## [PROVIDED MATERIAL]
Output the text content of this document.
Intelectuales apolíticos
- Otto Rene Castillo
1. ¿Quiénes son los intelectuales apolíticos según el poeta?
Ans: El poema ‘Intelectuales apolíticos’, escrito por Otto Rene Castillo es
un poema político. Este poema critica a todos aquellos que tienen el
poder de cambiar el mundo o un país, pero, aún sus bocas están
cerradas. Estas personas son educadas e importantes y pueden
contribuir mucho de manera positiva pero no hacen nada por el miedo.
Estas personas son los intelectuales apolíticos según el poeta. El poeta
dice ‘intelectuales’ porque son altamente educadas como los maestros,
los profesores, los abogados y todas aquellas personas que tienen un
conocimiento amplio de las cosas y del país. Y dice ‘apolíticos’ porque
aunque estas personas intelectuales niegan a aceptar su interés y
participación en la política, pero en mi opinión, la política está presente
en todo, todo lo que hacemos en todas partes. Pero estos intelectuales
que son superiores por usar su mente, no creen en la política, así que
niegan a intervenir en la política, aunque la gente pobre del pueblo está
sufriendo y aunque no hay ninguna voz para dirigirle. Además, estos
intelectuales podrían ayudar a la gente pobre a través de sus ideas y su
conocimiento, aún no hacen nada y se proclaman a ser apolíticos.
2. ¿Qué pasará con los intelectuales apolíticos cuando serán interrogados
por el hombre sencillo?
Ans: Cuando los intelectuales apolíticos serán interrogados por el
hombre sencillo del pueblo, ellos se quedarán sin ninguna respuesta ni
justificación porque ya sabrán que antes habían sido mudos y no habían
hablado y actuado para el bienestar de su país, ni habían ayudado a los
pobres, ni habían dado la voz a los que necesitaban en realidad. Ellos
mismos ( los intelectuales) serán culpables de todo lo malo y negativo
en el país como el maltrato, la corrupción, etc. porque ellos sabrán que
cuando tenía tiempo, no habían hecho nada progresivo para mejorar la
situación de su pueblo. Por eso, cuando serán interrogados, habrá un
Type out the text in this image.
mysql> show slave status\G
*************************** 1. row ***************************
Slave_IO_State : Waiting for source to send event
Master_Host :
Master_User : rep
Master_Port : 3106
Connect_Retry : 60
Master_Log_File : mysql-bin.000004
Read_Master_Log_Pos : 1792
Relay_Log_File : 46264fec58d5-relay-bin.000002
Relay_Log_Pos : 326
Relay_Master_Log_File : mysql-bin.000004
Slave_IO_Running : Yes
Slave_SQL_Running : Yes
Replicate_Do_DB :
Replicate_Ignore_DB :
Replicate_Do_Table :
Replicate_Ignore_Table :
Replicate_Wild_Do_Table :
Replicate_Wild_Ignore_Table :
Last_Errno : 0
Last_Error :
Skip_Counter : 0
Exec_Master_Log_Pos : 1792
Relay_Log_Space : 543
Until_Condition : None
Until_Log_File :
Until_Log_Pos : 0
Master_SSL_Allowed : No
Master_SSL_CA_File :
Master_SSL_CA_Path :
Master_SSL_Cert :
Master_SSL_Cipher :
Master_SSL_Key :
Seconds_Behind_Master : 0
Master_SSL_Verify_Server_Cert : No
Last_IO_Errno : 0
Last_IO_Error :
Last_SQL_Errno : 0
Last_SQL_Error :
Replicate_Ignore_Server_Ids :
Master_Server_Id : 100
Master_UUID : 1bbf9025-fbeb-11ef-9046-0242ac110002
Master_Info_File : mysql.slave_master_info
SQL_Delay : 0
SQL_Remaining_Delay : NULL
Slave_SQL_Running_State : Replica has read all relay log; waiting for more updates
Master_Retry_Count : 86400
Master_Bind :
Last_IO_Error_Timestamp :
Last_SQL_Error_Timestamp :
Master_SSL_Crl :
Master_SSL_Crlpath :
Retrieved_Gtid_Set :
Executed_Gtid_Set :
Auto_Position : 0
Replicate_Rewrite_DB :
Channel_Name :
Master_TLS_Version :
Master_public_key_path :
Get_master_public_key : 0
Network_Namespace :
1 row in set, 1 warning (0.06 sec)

## [EXERCISE INSTRUCTIONS]
Give the count of lines in the listing above that include "Castillo", with no other words.

## [COMPLETED EXERCISE]
2